» **Exercise description**
Begin at the line that holds "Read out every word on this page." and retype every line through the end of the material, both included. Leave out the pictures.

____ Task material

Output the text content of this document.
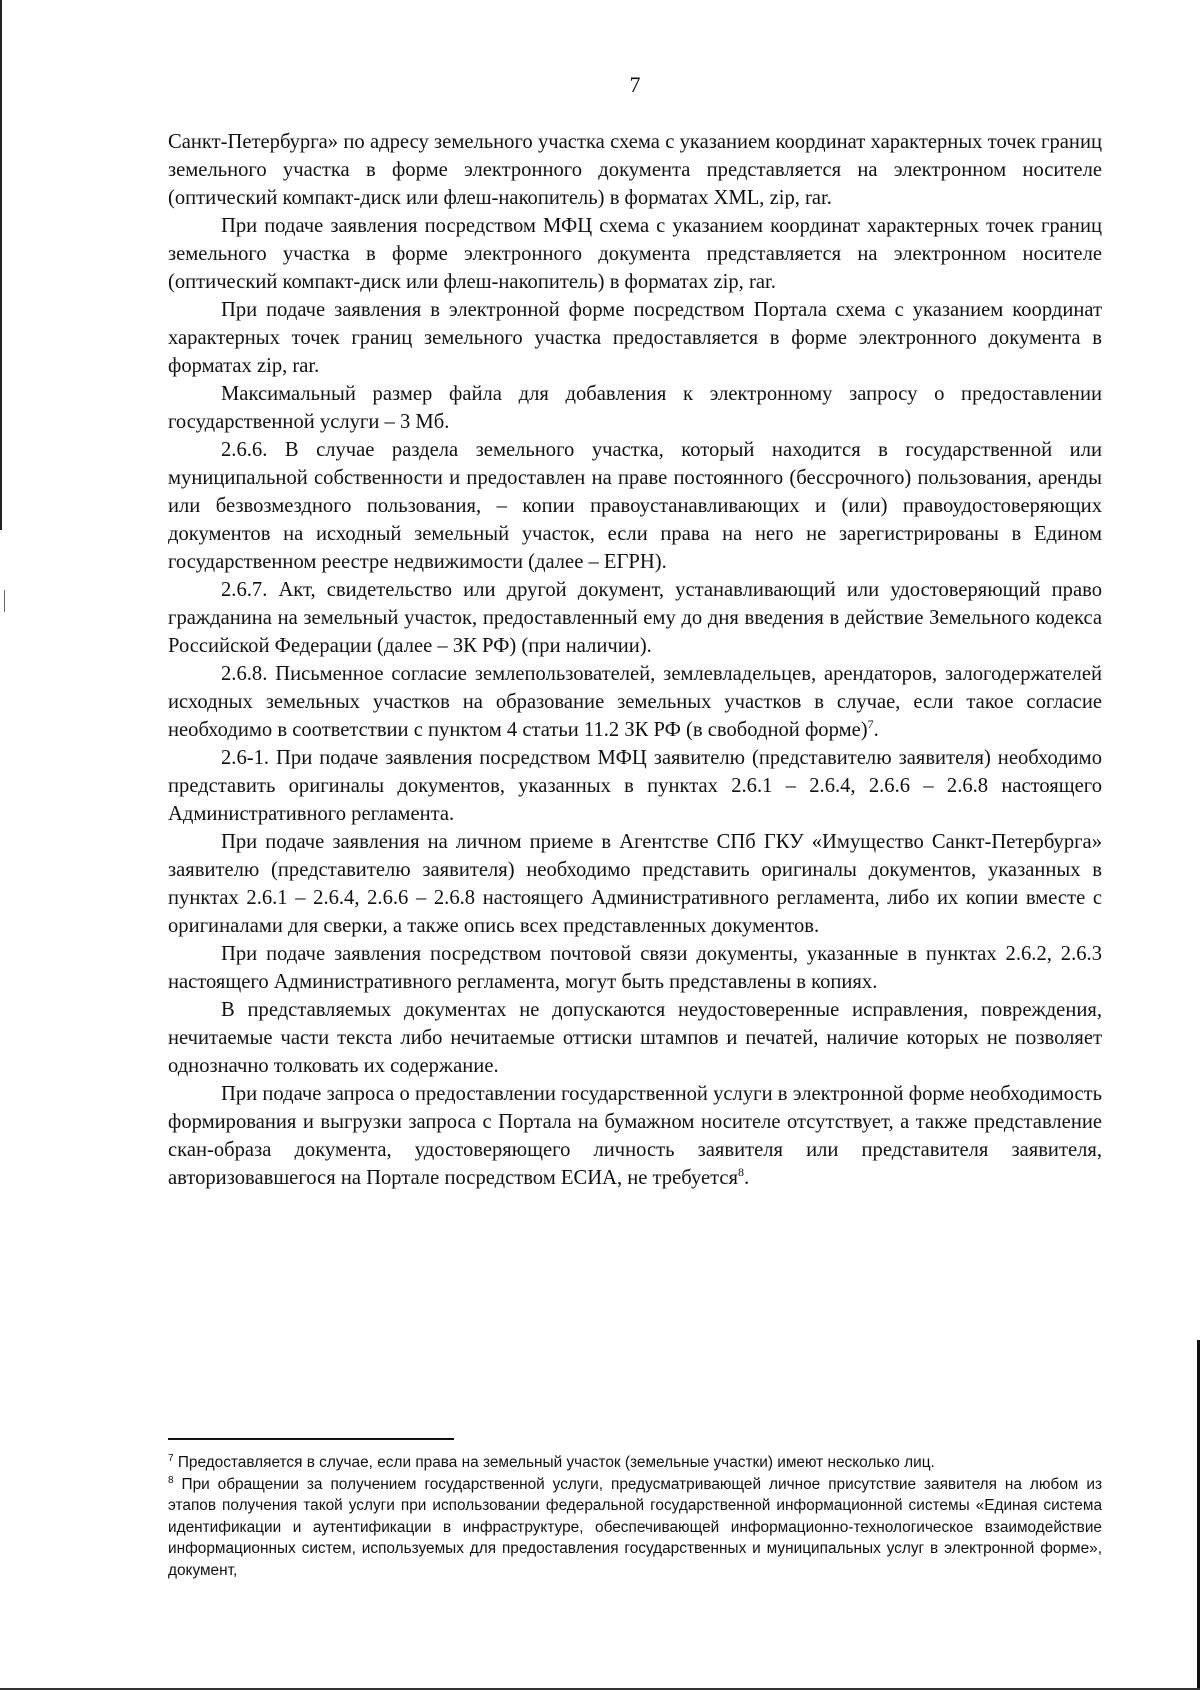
7

Санкт-Петербурга» по адресу земельного участка схема с указанием координат характерных точек границ земельного участка в форме электронного документа представляется на электронном носителе (оптический компакт-диск или флеш-накопитель) в форматах XML, zip, rar.

При подаче заявления посредством МФЦ схема с указанием координат характерных точек границ земельного участка в форме электронного документа представляется на электронном носителе (оптический компакт-диск или флеш-накопитель) в форматах zip, rar.

При подаче заявления в электронной форме посредством Портала схема с указанием координат характерных точек границ земельного участка предоставляется в форме электронного документа в форматах zip, rar.

Максимальный размер файла для добавления к электронному запросу о предоставлении государственной услуги – 3 Мб.

2.6.6. В случае раздела земельного участка, который находится в государственной или муниципальной собственности и предоставлен на праве постоянного (бессрочного) пользования, аренды или безвозмездного пользования, – копии правоустанавливающих и (или) правоудостоверяющих документов на исходный земельный участок, если права на него не зарегистрированы в Едином государственном реестре недвижимости (далее – ЕГРН).

2.6.7. Акт, свидетельство или другой документ, устанавливающий или удостоверяющий право гражданина на земельный участок, предоставленный ему до дня введения в действие Земельного кодекса Российской Федерации (далее – ЗК РФ) (при наличии).

2.6.8. Письменное согласие землепользователей, землевладельцев, арендаторов, залогодержателей исходных земельных участков на образование земельных участков в случае, если такое согласие необходимо в соответствии с пунктом 4 статьи 11.2 ЗК РФ (в свободной форме)$^7$.

2.6-1. При подаче заявления посредством МФЦ заявителю (представителю заявителя) необходимо представить оригиналы документов, указанных в пунктах 2.6.1 – 2.6.4, 2.6.6 – 2.6.8 настоящего Административного регламента.

При подаче заявления на личном приеме в Агентстве СПб ГКУ «Имущество Санкт-Петербурга» заявителю (представителю заявителя) необходимо представить оригиналы документов, указанных в пунктах 2.6.1 – 2.6.4, 2.6.6 – 2.6.8 настоящего Административного регламента, либо их копии вместе с оригиналами для сверки, а также опись всех представленных документов.

При подаче заявления посредством почтовой связи документы, указанные в пунктах 2.6.2, 2.6.3 настоящего Административного регламента, могут быть представлены в копиях.

В представляемых документах не допускаются неудостоверенные исправления, повреждения, нечитаемые части текста либо нечитаемые оттиски штампов и печатей, наличие которых не позволяет однозначно толковать их содержание.

При подаче запроса о предоставлении государственной услуги в электронной форме необходимость формирования и выгрузки запроса с Портала на бумажном носителе отсутствует, а также представление скан-образа документа, удостоверяющего личность заявителя или представителя заявителя, авторизовавшегося на Портале посредством ЕСИА, не требуется$^8$.

$^7$ Предоставляется в случае, если права на земельный участок (земельные участки) имеют несколько лиц.

$^8$ При обращении за получением государственной услуги, предусматривающей личное присутствие заявителя на любом из этапов получения такой услуги при использовании федеральной государственной информационной системы «Единая система идентификации и аутентификации в инфраструктуре, обеспечивающей информационно-технологическое взаимодействие информационных систем, используемых для предоставления государственных и муниципальных услуг в электронной форме», документ,
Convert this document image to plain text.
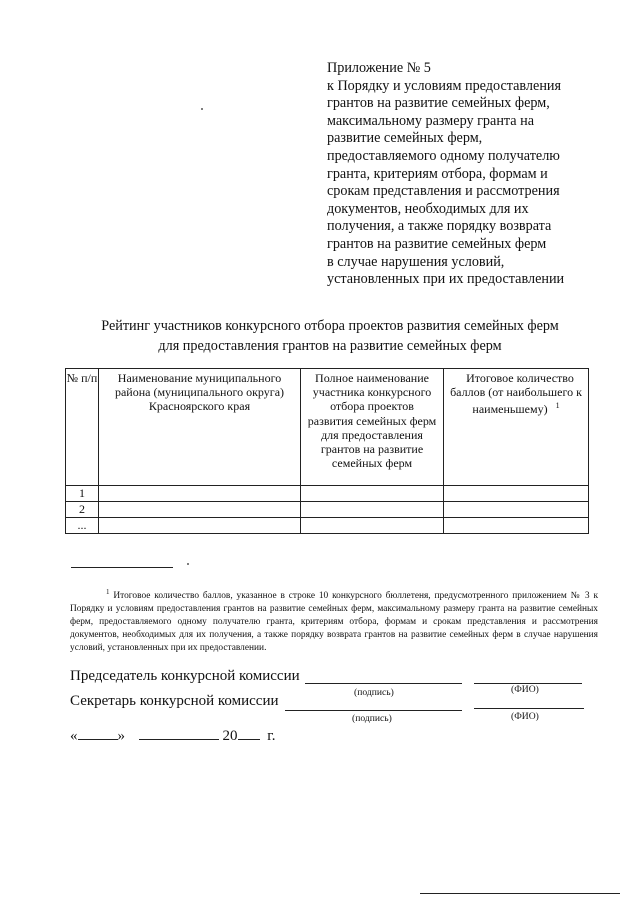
Приложение № 5
к Порядку и условиям предоставления
грантов на развитие семейных ферм,
максимальному размеру гранта на
развитие семейных ферм,
предоставляемого одному получателю
гранта, критериям отбора, формам и
срокам представления и рассмотрения
документов, необходимых для их
получения, а также порядку возврата
грантов на развитие семейных ферм
в случае нарушения условий,
установленных при их предоставлении
Рейтинг участников конкурсного отбора проектов развития семейных ферм
для предоставления грантов на развитие семейных ферм
№ п/п	Наименование муниципального района (муниципального округа) Красноярского края	Полное наименование участника конкурсного отбора проектов развития семейных ферм для предоставления грантов на развитие семейных ферм	Итоговое количество баллов (от наибольшего к наименьшему) $^1$
1			
2			
...			
$^1$ Итоговое количество баллов, указанное в строке 10 конкурсного бюллетеня, предусмотренного приложением № 3 к Порядку и условиям предоставления грантов на развитие семейных ферм, максимальному размеру гранта на развитие семейных ферм, предоставляемого одному получателю гранта, критериям отбора, формам и срокам представления и рассмотрения документов, необходимых для их получения, а также порядку возврата грантов на развитие семейных ферм в случае нарушения условий, установленных при их предоставлении.
Председатель конкурсной комиссии
(подпись)	(ФИО)
Секретарь конкурсной комиссии
(подпись)	(ФИО)
«	»	20 г.
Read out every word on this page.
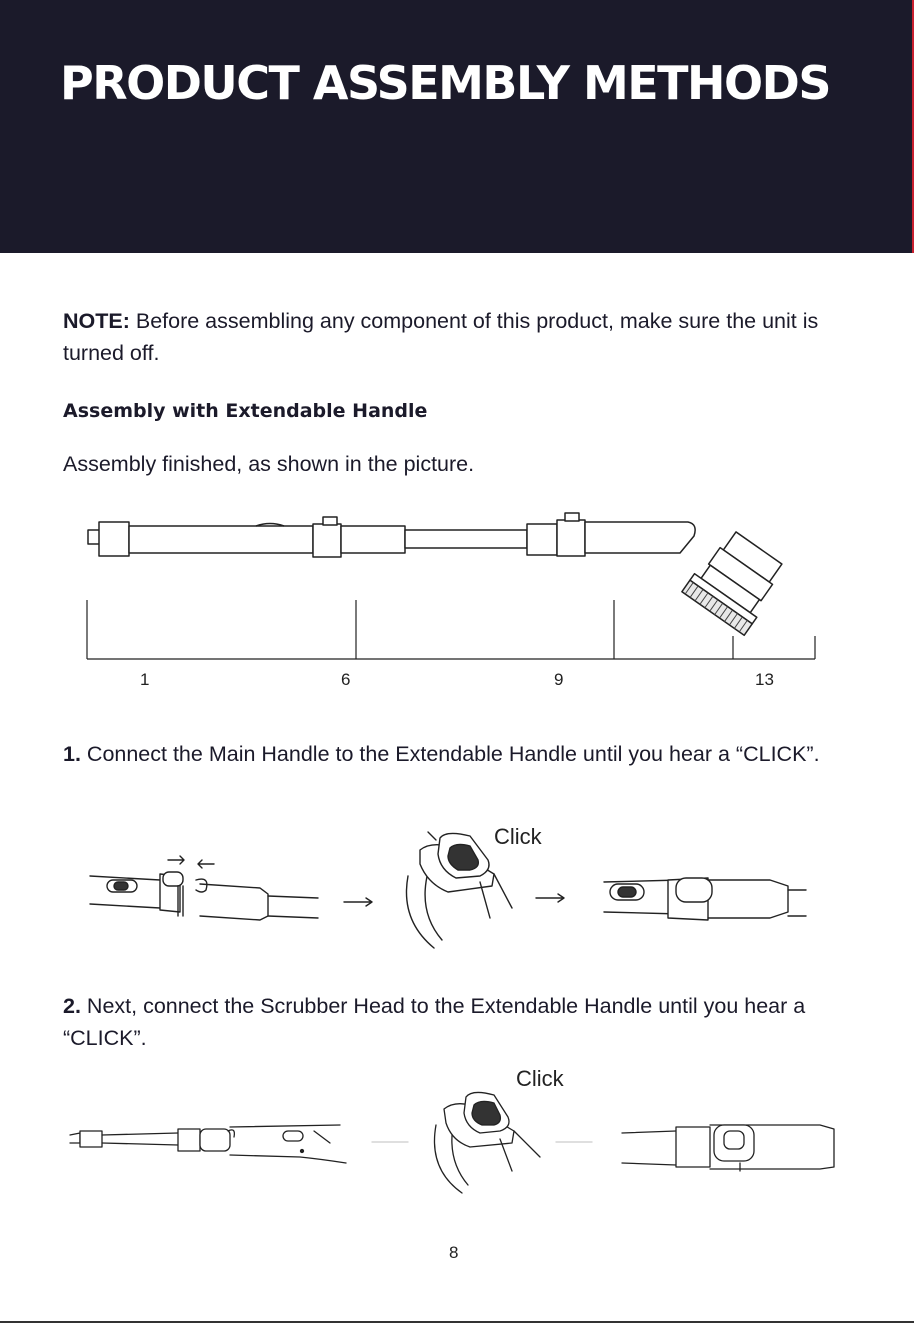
PRODUCT ASSEMBLY METHODS

NOTE: Before assembling any component of this product, make sure the unit is turned off.

Assembly with Extendable Handle

Assembly finished, as shown in the picture.

1	6	9	13

1. Connect the Main Handle to the Extendable Handle until you hear a “CLICK”.

Click

2. Next, connect the Scrubber Head to the Extendable Handle until you hear a “CLICK”.

Click
8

________

» **Response for this exercise**
Read out every word on this page.
PRODUCT ASSEMBLY METHODS

NOTE: Before assembling any component of this product, make sure the unit is turned off.

Assembly with Extendable Handle

Assembly finished, as shown in the picture.

1	6	9	13

1. Connect the Main Handle to the Extendable Handle until you hear a “CLICK”.

Click

2. Next, connect the Scrubber Head to the Extendable Handle until you hear a “CLICK”.

Click
8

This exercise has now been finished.